## INFORMATION PROVIDED
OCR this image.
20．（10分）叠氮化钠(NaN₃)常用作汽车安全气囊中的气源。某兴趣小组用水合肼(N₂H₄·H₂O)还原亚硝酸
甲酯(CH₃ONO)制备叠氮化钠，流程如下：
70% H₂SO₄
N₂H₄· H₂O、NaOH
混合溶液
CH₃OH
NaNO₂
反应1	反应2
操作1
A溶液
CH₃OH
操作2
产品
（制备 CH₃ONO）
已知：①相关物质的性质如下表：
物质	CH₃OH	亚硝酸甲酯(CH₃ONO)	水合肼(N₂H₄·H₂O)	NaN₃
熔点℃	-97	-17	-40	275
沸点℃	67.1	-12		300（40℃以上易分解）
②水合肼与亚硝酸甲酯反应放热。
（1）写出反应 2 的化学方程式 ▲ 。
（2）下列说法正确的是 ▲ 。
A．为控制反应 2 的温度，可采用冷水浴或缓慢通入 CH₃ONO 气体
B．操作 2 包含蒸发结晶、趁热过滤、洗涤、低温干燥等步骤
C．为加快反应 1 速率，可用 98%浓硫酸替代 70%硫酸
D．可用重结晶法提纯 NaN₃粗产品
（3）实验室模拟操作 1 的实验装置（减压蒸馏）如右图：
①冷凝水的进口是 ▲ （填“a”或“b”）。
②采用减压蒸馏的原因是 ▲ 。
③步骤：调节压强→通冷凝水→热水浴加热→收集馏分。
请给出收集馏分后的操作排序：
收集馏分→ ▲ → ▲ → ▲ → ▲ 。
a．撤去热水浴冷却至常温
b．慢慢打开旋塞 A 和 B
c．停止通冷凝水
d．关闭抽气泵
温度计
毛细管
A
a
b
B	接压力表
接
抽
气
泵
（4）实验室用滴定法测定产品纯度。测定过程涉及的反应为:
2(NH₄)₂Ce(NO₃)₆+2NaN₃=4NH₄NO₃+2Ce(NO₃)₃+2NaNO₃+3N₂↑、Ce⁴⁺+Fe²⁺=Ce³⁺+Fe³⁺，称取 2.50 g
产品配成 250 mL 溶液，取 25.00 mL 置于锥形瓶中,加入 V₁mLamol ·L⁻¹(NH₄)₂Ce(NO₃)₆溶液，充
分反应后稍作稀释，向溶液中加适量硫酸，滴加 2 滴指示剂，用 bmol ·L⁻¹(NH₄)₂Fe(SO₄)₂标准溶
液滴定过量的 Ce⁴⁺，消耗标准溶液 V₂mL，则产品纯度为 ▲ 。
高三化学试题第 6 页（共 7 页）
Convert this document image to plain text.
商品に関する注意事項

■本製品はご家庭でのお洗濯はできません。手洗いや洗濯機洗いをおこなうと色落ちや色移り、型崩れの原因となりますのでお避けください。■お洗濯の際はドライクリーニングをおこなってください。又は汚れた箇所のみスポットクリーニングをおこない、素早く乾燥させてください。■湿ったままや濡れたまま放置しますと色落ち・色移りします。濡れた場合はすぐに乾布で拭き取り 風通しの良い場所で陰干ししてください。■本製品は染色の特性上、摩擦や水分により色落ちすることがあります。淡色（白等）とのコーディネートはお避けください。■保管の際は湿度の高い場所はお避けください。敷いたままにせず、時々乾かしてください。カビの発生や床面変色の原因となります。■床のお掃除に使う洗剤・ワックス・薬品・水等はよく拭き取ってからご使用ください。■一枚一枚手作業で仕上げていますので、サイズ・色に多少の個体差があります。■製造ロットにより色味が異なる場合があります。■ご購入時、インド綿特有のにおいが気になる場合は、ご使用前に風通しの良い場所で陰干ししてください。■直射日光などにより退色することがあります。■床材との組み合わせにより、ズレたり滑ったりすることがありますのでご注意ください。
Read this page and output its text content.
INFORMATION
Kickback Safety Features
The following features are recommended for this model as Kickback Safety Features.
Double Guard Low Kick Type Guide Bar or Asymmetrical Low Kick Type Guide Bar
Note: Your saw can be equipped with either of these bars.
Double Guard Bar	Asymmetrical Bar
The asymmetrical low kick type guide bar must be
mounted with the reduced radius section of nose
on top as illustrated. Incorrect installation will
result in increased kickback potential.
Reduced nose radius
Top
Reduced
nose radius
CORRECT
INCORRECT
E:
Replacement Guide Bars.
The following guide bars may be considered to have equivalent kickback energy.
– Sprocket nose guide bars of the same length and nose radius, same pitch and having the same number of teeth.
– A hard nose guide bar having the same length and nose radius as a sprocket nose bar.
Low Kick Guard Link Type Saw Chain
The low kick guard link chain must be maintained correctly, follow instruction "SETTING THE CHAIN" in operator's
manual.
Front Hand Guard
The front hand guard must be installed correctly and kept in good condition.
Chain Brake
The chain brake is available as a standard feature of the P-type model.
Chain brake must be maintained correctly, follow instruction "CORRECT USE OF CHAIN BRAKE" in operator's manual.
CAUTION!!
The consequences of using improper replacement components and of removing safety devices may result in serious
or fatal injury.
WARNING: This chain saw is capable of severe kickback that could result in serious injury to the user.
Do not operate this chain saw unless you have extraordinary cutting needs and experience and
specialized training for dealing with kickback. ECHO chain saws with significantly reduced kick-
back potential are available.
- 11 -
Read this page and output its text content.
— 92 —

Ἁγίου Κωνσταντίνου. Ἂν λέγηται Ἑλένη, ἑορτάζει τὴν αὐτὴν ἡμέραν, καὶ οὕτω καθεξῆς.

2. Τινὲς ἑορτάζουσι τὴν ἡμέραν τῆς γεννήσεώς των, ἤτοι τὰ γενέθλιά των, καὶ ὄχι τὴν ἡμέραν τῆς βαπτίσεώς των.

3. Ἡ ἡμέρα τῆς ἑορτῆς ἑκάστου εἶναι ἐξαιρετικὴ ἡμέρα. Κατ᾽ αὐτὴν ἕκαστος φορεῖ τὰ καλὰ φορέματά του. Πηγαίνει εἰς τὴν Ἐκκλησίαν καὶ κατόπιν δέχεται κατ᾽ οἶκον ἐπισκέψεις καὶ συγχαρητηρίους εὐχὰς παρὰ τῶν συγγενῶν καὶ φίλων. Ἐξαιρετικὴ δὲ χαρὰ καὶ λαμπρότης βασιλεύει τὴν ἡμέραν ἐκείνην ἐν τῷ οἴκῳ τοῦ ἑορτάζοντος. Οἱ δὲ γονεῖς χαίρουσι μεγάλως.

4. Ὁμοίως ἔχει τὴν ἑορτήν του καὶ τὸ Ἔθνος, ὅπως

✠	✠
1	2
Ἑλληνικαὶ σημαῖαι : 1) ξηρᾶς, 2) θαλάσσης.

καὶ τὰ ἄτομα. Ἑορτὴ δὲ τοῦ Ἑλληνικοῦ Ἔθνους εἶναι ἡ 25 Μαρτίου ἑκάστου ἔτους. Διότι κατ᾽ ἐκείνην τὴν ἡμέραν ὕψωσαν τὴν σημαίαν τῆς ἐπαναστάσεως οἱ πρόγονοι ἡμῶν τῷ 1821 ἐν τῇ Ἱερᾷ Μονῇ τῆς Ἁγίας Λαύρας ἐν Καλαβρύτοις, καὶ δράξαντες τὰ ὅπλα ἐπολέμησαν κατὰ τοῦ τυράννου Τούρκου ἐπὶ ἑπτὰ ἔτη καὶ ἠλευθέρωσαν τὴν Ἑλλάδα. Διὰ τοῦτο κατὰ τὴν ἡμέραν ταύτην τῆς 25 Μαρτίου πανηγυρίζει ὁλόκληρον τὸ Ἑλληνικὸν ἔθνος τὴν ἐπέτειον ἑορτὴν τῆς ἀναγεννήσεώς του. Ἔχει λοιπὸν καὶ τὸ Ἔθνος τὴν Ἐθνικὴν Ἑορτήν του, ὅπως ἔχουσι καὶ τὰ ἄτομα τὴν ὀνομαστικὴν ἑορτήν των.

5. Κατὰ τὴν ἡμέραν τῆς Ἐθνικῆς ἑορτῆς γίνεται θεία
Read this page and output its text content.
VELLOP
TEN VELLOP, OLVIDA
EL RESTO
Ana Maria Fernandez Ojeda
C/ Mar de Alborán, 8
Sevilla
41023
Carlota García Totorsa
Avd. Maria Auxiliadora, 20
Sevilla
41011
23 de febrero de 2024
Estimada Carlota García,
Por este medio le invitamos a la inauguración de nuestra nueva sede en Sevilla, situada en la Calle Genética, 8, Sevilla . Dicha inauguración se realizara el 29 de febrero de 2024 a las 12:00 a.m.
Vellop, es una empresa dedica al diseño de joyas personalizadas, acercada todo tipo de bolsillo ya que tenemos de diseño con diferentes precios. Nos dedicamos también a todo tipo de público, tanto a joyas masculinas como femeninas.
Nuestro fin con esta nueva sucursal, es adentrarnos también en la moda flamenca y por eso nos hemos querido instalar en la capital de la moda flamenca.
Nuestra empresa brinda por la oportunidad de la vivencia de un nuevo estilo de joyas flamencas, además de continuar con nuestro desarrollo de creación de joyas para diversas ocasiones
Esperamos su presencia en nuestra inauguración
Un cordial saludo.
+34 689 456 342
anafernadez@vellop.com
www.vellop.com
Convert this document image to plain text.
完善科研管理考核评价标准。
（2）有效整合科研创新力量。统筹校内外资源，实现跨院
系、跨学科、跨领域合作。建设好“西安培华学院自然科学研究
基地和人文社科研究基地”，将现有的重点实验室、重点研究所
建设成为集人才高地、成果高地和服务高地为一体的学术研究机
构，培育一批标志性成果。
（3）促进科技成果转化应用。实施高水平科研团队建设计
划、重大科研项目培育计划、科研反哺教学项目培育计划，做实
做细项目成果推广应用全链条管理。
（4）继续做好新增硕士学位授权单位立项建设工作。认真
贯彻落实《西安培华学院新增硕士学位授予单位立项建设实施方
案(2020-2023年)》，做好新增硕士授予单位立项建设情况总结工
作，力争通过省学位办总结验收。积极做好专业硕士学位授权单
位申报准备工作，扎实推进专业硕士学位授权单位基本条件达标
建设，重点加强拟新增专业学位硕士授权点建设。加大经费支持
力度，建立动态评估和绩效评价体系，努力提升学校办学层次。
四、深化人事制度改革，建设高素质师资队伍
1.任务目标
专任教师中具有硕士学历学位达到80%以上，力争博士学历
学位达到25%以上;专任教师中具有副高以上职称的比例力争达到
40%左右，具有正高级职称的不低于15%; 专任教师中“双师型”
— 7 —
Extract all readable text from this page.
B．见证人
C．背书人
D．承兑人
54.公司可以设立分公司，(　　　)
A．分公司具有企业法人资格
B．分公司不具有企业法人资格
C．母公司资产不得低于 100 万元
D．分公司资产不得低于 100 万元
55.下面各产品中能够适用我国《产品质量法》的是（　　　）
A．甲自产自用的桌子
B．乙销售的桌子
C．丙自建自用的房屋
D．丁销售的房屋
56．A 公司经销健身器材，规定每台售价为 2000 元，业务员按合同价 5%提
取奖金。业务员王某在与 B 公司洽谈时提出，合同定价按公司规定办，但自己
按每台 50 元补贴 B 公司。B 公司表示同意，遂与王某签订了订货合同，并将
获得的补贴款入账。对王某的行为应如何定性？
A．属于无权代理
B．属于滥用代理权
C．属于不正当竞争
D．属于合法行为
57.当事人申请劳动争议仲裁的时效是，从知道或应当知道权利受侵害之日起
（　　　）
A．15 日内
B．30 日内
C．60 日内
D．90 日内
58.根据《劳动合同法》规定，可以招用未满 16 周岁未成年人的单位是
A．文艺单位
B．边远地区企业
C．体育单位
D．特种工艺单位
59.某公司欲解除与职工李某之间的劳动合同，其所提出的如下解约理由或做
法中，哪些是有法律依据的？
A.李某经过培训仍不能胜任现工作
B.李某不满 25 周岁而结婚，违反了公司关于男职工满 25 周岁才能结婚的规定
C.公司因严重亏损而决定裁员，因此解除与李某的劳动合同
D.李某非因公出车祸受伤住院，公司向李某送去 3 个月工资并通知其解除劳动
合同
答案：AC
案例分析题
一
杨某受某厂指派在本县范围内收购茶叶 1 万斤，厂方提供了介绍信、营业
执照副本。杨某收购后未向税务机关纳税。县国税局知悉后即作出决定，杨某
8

## EXERCISE BRIEF
Among the lines of the material, find those that hold the word "with" and copy them.

## RESULT OF THE EXERCISE
Note: Your saw can be equipped with either of these bars.
mounted with the reduced radius section of nose
specialized training for dealing with kickback. ECHO chain saws with significantly reduced kick-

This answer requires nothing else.